Dataset excerpts:
%%
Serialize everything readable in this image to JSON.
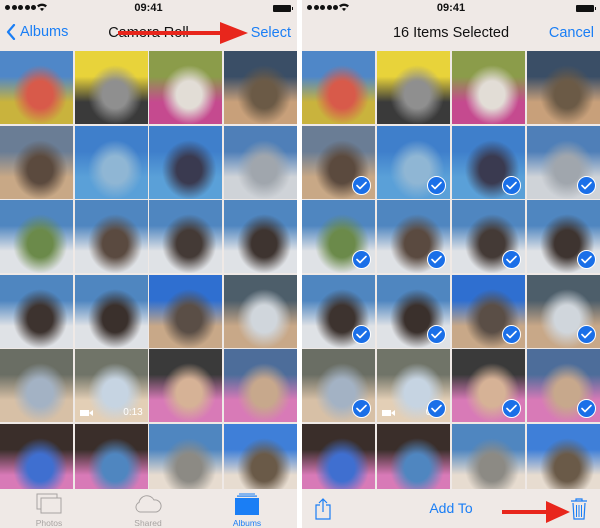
{
  "status_bar": {
    "time": "09:41",
    "signal_bars": 5,
    "wifi_icon": "wifi-icon",
    "battery_icon": "battery-icon"
  },
  "left_screen": {
    "navbar": {
      "back_label": "Albums",
      "back_icon": "chevron-left-icon",
      "title": "Camera Roll",
      "action_label": "Select"
    },
    "photos": [
      {
        "id": 1,
        "colors": [
          "#4f87c8",
          "#c9b33d",
          "#d85a4a"
        ]
      },
      {
        "id": 2,
        "colors": [
          "#e8d33a",
          "#3a3a3a",
          "#8f8f8f"
        ]
      },
      {
        "id": 3,
        "colors": [
          "#8b9c4a",
          "#c54a8f",
          "#e2ddd6"
        ]
      },
      {
        "id": 4,
        "colors": [
          "#3a4e66",
          "#c8a07a",
          "#6b5a46"
        ]
      },
      {
        "id": 5,
        "colors": [
          "#6a7d95",
          "#c8a886",
          "#5b4a3e"
        ]
      },
      {
        "id": 6,
        "colors": [
          "#3f7fcb",
          "#5aa0d8",
          "#8fb6d4"
        ]
      },
      {
        "id": 7,
        "colors": [
          "#3f7fcb",
          "#5aa0d8",
          "#3a3a50"
        ]
      },
      {
        "id": 8,
        "colors": [
          "#4f7fb8",
          "#cfd3d8",
          "#a0a6ad"
        ]
      },
      {
        "id": 9,
        "colors": [
          "#4f86c0",
          "#dfe2e6",
          "#6b8a4a"
        ]
      },
      {
        "id": 10,
        "colors": [
          "#4f86c0",
          "#dfe2e6",
          "#5a4a40"
        ]
      },
      {
        "id": 11,
        "colors": [
          "#4f86c0",
          "#dfe2e6",
          "#443a36"
        ]
      },
      {
        "id": 12,
        "colors": [
          "#4f86c0",
          "#dfe2e6",
          "#3e3430"
        ]
      },
      {
        "id": 13,
        "colors": [
          "#4f86c0",
          "#dfe2e6",
          "#3d332f"
        ]
      },
      {
        "id": 14,
        "colors": [
          "#4f86c0",
          "#dfe2e6",
          "#3a302c"
        ]
      },
      {
        "id": 15,
        "colors": [
          "#2f6fd0",
          "#c8a888",
          "#5a4e46"
        ]
      },
      {
        "id": 16,
        "colors": [
          "#4d5e6a",
          "#c8a888",
          "#d0d6dc"
        ]
      },
      {
        "id": 17,
        "colors": [
          "#6a6e64",
          "#d7c0a6",
          "#a3b2c4"
        ]
      },
      {
        "id": 18,
        "colors": [
          "#707468",
          "#e3cfb6",
          "#c6d4e2"
        ],
        "video": true,
        "duration": "0:13"
      },
      {
        "id": 19,
        "colors": [
          "#3a3a3a",
          "#d87ab7",
          "#d6b296"
        ]
      },
      {
        "id": 20,
        "colors": [
          "#4d6d9a",
          "#d87ab7",
          "#c7a88c"
        ]
      },
      {
        "id": 21,
        "colors": [
          "#3a2e2a",
          "#d87ab7",
          "#3f6fd0"
        ]
      },
      {
        "id": 22,
        "colors": [
          "#3a2e2a",
          "#d87ab7",
          "#4f86c0"
        ]
      },
      {
        "id": 23,
        "colors": [
          "#4f86c0",
          "#e7dcd0",
          "#8c8a84"
        ]
      },
      {
        "id": 24,
        "colors": [
          "#3f7fd8",
          "#e7dcd0",
          "#6a5a48"
        ]
      }
    ],
    "tabbar": [
      {
        "label": "Photos",
        "icon": "photos-icon",
        "active": false
      },
      {
        "label": "Shared",
        "icon": "cloud-icon",
        "active": false
      },
      {
        "label": "Albums",
        "icon": "albums-icon",
        "active": true
      }
    ]
  },
  "right_screen": {
    "navbar": {
      "title": "16 Items Selected",
      "action_label": "Cancel"
    },
    "selected_indices": [
      5,
      6,
      7,
      8,
      9,
      10,
      11,
      12,
      13,
      14,
      15,
      16,
      17,
      18,
      19,
      20
    ],
    "toolbar": {
      "share_icon": "share-icon",
      "add_to_label": "Add To",
      "trash_icon": "trash-icon"
    }
  },
  "annotations": {
    "arrow_color": "#e8261c"
  },
  "theme": {
    "accent": "#1a7ef5",
    "check_blue": "#1a6fe8",
    "bar_bg": "#efe9e6",
    "inactive_tab": "#a7a3a1"
  }
}
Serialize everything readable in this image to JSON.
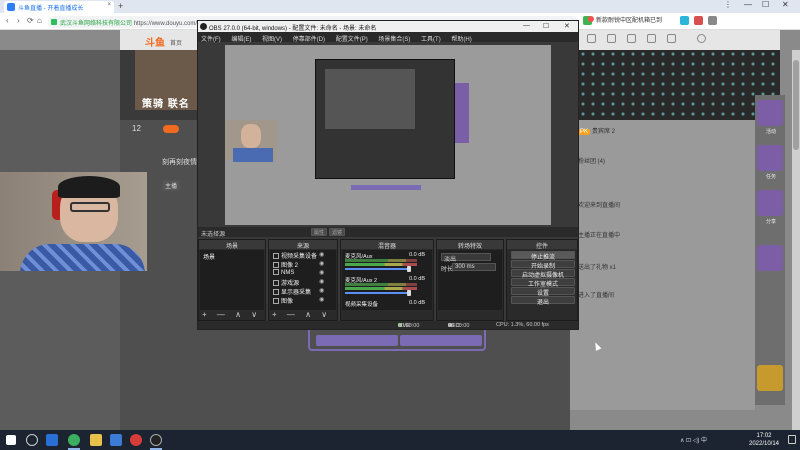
{
  "browser": {
    "tab_title": "斗鱼直播 - 开着直播成长",
    "tab_close": "×",
    "new_tab": "+",
    "win_controls": [
      "⋮",
      "—",
      "☐",
      "✕"
    ],
    "nav": [
      "‹",
      "›",
      "⟳",
      "⌂"
    ],
    "site_secure_label": "武汉斗鱼网络科技有限公司",
    "url": "https://www.douyu.com/...",
    "bookmark": "新款耐锐中区配机箱已到"
  },
  "site": {
    "logo": "斗鱼",
    "nav_first": "首页",
    "header_icons": [
      "",
      "",
      "",
      "",
      "",
      ""
    ],
    "banner_text": "策骑 联名",
    "stats_number": "12",
    "streamer_label": "刻再刻夜情",
    "streamer_badge": "主播",
    "right_rail": [
      "活动",
      "任务",
      "分享",
      "",
      ""
    ],
    "chat_lines": [
      {
        "tag": "PK",
        "text": "贵宾席 2"
      },
      {
        "tag": "",
        "text": "粉丝团 (4)"
      },
      {
        "tag": "",
        "text": "欢迎来到直播间"
      },
      {
        "tag": "",
        "text": "主播正在直播中"
      },
      {
        "tag": "",
        "text": "送出了礼物 x1"
      },
      {
        "tag": "",
        "text": "进入了直播间"
      }
    ]
  },
  "obs": {
    "title": "OBS 27.0.0 (64-bit, windows) - 配置文件: 未命名 - 场景: 未命名",
    "menu": [
      "文件(F)",
      "编辑(E)",
      "视图(V)",
      "停靠部件(D)",
      "配置文件(P)",
      "场景集合(S)",
      "工具(T)",
      "帮助(H)"
    ],
    "no_source": "未选择源",
    "studio_on": "属性",
    "studio_off": "滤镜",
    "docks": {
      "scenes": "场景",
      "sources": "来源",
      "mixer": "混音器",
      "transitions": "转场特效",
      "controls": "控件"
    },
    "scene_item": "场景",
    "sources_list": [
      "视频采集设备",
      "图像 2",
      "NMS",
      "游戏源",
      "显示器采集",
      "图像"
    ],
    "mixer_channels": [
      {
        "name": "麦克风/Aux",
        "db": "0.0 dB"
      },
      {
        "name": "麦克风/Aux 2",
        "db": "0.0 dB"
      },
      {
        "name": "视频采集设备",
        "db": "0.0 dB"
      }
    ],
    "transition_type": "淡出",
    "duration_label": "时长",
    "duration_value": "300 ms",
    "controls": [
      "停止推流",
      "开始录制",
      "启动虚拟摄像机",
      "工作室模式",
      "设置",
      "退出"
    ],
    "dock_footer": "+ — ∧ ∨",
    "status": {
      "live_label": "LIVE:",
      "live_time": "00:00:00",
      "rec_label": "REC:",
      "rec_time": "00:00:00",
      "cpu": "CPU: 1.3%, 60.00 fps"
    }
  },
  "taskbar": {
    "clock_time": "17:02",
    "clock_date": "2022/10/14",
    "tray": "∧  ⊡  ◁)  中"
  }
}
%%
Give the material again exactly as it is, but keep the pictures out.

Serialize everything readable in this image to JSON.
{
  "status_bar": {
    "time": "09:41",
    "signal_bars": 5,
    "wifi_icon": "wifi-icon",
    "battery_icon": "battery-icon"
  },
  "left_screen": {
    "navbar": {
      "back_label": "Albums",
      "back_icon": "chevron-left-icon",
      "title": "Camera Roll",
      "action_label": "Select"
    },
    "photos": [
      {
        "id": 1,
        "colors": [
          "#4f87c8",
          "#c9b33d",
          "#d85a4a"
        ]
      },
      {
        "id": 2,
        "colors": [
          "#e8d33a",
          "#3a3a3a",
          "#8f8f8f"
        ]
      },
      {
        "id": 3,
        "colors": [
          "#8b9c4a",
          "#c54a8f",
          "#e2ddd6"
        ]
      },
      {
        "id": 4,
        "colors": [
          "#3a4e66",
          "#c8a07a",
          "#6b5a46"
        ]
      },
      {
        "id": 5,
        "colors": [
          "#6a7d95",
          "#c8a886",
          "#5b4a3e"
        ]
      },
      {
        "id": 6,
        "colors": [
          "#3f7fcb",
          "#5aa0d8",
          "#8fb6d4"
        ]
      },
      {
        "id": 7,
        "colors": [
          "#3f7fcb",
          "#5aa0d8",
          "#3a3a50"
        ]
      },
      {
        "id": 8,
        "colors": [
          "#4f7fb8",
          "#cfd3d8",
          "#a0a6ad"
        ]
      },
      {
        "id": 9,
        "colors": [
          "#4f86c0",
          "#dfe2e6",
          "#6b8a4a"
        ]
      },
      {
        "id": 10,
        "colors": [
          "#4f86c0",
          "#dfe2e6",
          "#5a4a40"
        ]
      },
      {
        "id": 11,
        "colors": [
          "#4f86c0",
          "#dfe2e6",
          "#443a36"
        ]
      },
      {
        "id": 12,
        "colors": [
          "#4f86c0",
          "#dfe2e6",
          "#3e3430"
        ]
      },
      {
        "id": 13,
        "colors": [
          "#4f86c0",
          "#dfe2e6",
          "#3d332f"
        ]
      },
      {
        "id": 14,
        "colors": [
          "#4f86c0",
          "#dfe2e6",
          "#3a302c"
        ]
      },
      {
        "id": 15,
        "colors": [
          "#2f6fd0",
          "#c8a888",
          "#5a4e46"
        ]
      },
      {
        "id": 16,
        "colors": [
          "#4d5e6a",
          "#c8a888",
          "#d0d6dc"
        ]
      },
      {
        "id": 17,
        "colors": [
          "#6a6e64",
          "#d7c0a6",
          "#a3b2c4"
        ]
      },
      {
        "id": 18,
        "colors": [
          "#707468",
          "#e3cfb6",
          "#c6d4e2"
        ],
        "video": true,
        "duration": "0:13"
      },
      {
        "id": 19,
        "colors": [
          "#3a3a3a",
          "#d87ab7",
          "#d6b296"
        ]
      },
      {
        "id": 20,
        "colors": [
          "#4d6d9a",
          "#d87ab7",
          "#c7a88c"
        ]
      },
      {
        "id": 21,
        "colors": [
          "#3a2e2a",
          "#d87ab7",
          "#3f6fd0"
        ]
      },
      {
        "id": 22,
        "colors": [
          "#3a2e2a",
          "#d87ab7",
          "#4f86c0"
        ]
      },
      {
        "id": 23,
        "colors": [
          "#4f86c0",
          "#e7dcd0",
          "#8c8a84"
        ]
      },
      {
        "id": 24,
        "colors": [
          "#3f7fd8",
          "#e7dcd0",
          "#6a5a48"
        ]
      }
    ],
    "tabbar": [
      {
        "label": "Photos",
        "icon": "photos-icon",
        "active": false
      },
      {
        "label": "Shared",
        "icon": "cloud-icon",
        "active": false
      },
      {
        "label": "Albums",
        "icon": "albums-icon",
        "active": true
      }
    ]
  },
  "right_screen": {
    "navbar": {
      "title": "16 Items Selected",
      "action_label": "Cancel"
    },
    "selected_indices": [
      5,
      6,
      7,
      8,
      9,
      10,
      11,
      12,
      13,
      14,
      15,
      16,
      17,
      18,
      19,
      20
    ],
    "toolbar": {
      "share_icon": "share-icon",
      "add_to_label": "Add To",
      "trash_icon": "trash-icon"
    }
  },
  "annotations": {
    "arrow_color": "#e8261c"
  },
  "theme": {
    "accent": "#1a7ef5",
    "check_blue": "#1a6fe8",
    "bar_bg": "#efe9e6",
    "inactive_tab": "#a7a3a1"
  }
}
Serialize everything readable in this image to JSON.
{
  "browser": {
    "tab_title": "斗鱼直播 - 开着直播成长",
    "tab_close": "×",
    "new_tab": "+",
    "win_controls": [
      "⋮",
      "—",
      "☐",
      "✕"
    ],
    "nav": [
      "‹",
      "›",
      "⟳",
      "⌂"
    ],
    "site_secure_label": "武汉斗鱼网络科技有限公司",
    "url": "https://www.douyu.com/...",
    "bookmark": "新款耐锐中区配机箱已到"
  },
  "site": {
    "logo": "斗鱼",
    "nav_first": "首页",
    "header_icons": [
      "",
      "",
      "",
      "",
      "",
      ""
    ],
    "banner_text": "策骑 联名",
    "stats_number": "12",
    "streamer_label": "刻再刻夜情",
    "streamer_badge": "主播",
    "right_rail": [
      "活动",
      "任务",
      "分享",
      "",
      ""
    ],
    "chat_lines": [
      {
        "tag": "PK",
        "text": "贵宾席 2"
      },
      {
        "tag": "",
        "text": "粉丝团 (4)"
      },
      {
        "tag": "",
        "text": "欢迎来到直播间"
      },
      {
        "tag": "",
        "text": "主播正在直播中"
      },
      {
        "tag": "",
        "text": "送出了礼物 x1"
      },
      {
        "tag": "",
        "text": "进入了直播间"
      }
    ]
  },
  "obs": {
    "title": "OBS 27.0.0 (64-bit, windows) - 配置文件: 未命名 - 场景: 未命名",
    "menu": [
      "文件(F)",
      "编辑(E)",
      "视图(V)",
      "停靠部件(D)",
      "配置文件(P)",
      "场景集合(S)",
      "工具(T)",
      "帮助(H)"
    ],
    "no_source": "未选择源",
    "studio_on": "属性",
    "studio_off": "滤镜",
    "docks": {
      "scenes": "场景",
      "sources": "来源",
      "mixer": "混音器",
      "transitions": "转场特效",
      "controls": "控件"
    },
    "scene_item": "场景",
    "sources_list": [
      "视频采集设备",
      "图像 2",
      "NMS",
      "游戏源",
      "显示器采集",
      "图像"
    ],
    "mixer_channels": [
      {
        "name": "麦克风/Aux",
        "db": "0.0 dB"
      },
      {
        "name": "麦克风/Aux 2",
        "db": "0.0 dB"
      },
      {
        "name": "视频采集设备",
        "db": "0.0 dB"
      }
    ],
    "transition_type": "淡出",
    "duration_label": "时长",
    "duration_value": "300 ms",
    "controls": [
      "停止推流",
      "开始录制",
      "启动虚拟摄像机",
      "工作室模式",
      "设置",
      "退出"
    ],
    "dock_footer": "+ — ∧ ∨",
    "status": {
      "live_label": "LIVE:",
      "live_time": "00:00:00",
      "rec_label": "REC:",
      "rec_time": "00:00:00",
      "cpu": "CPU: 1.3%, 60.00 fps"
    }
  },
  "taskbar": {
    "clock_time": "17:02",
    "clock_date": "2022/10/14",
    "tray": "∧  ⊡  ◁)  中"
  }
}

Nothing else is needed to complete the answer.